By Zach Arnold | January 2, 2014
Unless there is a reversal in social policy towards dark money (the yakuza), the short answer is no.
Tuesday was the 10 year anniversary of the three major broadcast MMA shows in Japan that basically led to the eventual collapse of the industry. Why? Because the yakuza gangs that were fighting with each other went too far. It led to K-1’s yakuza fixer, Seiya Kawamata, cooperating with weekly magazine Shukan Gendai. You had Miro Mijatovic, super agent of Fedor & Mirko, threatened and eventually cooperating with the authorities who turned to Fuji TV and read them the riot act.
I had predicted in late 2005, when business was still booming for PRIDE, that they were toast. And I took enormous grief for that. But it happened. Fuji TV pulled the plug on the contract with PRIDE despite drawing 15 million-plus television viewers for shows. PRIDE ran a couple of shows in Japan, did well at Saitama Super Arena, but lost their ass financially and looked to flipped their assets. They used Ed Fishman, he of Las Vegas & Atlantic City gaming fame with Harrah’s, to get the UFC interested in buying the assets. The rest is history.
══════
= The problem =
Transcribe the part of the article on Japanese MMA starting with "By Zach Arnold" and going on through "the riot act.". The listing has no role in any of this.

= Data extract =
══════
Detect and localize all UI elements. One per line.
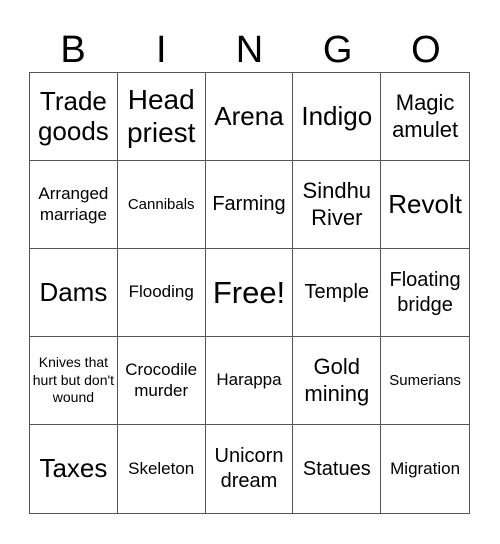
══════
= Result for this task =
By Zach Arnold | January 2, 2014
Unless there is a reversal in social policy towards dark money (the yakuza), the short answer is no.
Tuesday was the 10 year anniversary of the three major broadcast MMA shows in Japan that basically led to the eventual collapse of the industry. Why? Because the yakuza gangs that were fighting with each other went too far. It led to K-1’s yakuza fixer, Seiya Kawamata, cooperating with weekly magazine Shukan Gendai. You had Miro Mijatovic, super agent of Fedor & Mirko, threatened and eventually cooperating with the authorities who turned to Fuji TV and read them the riot act.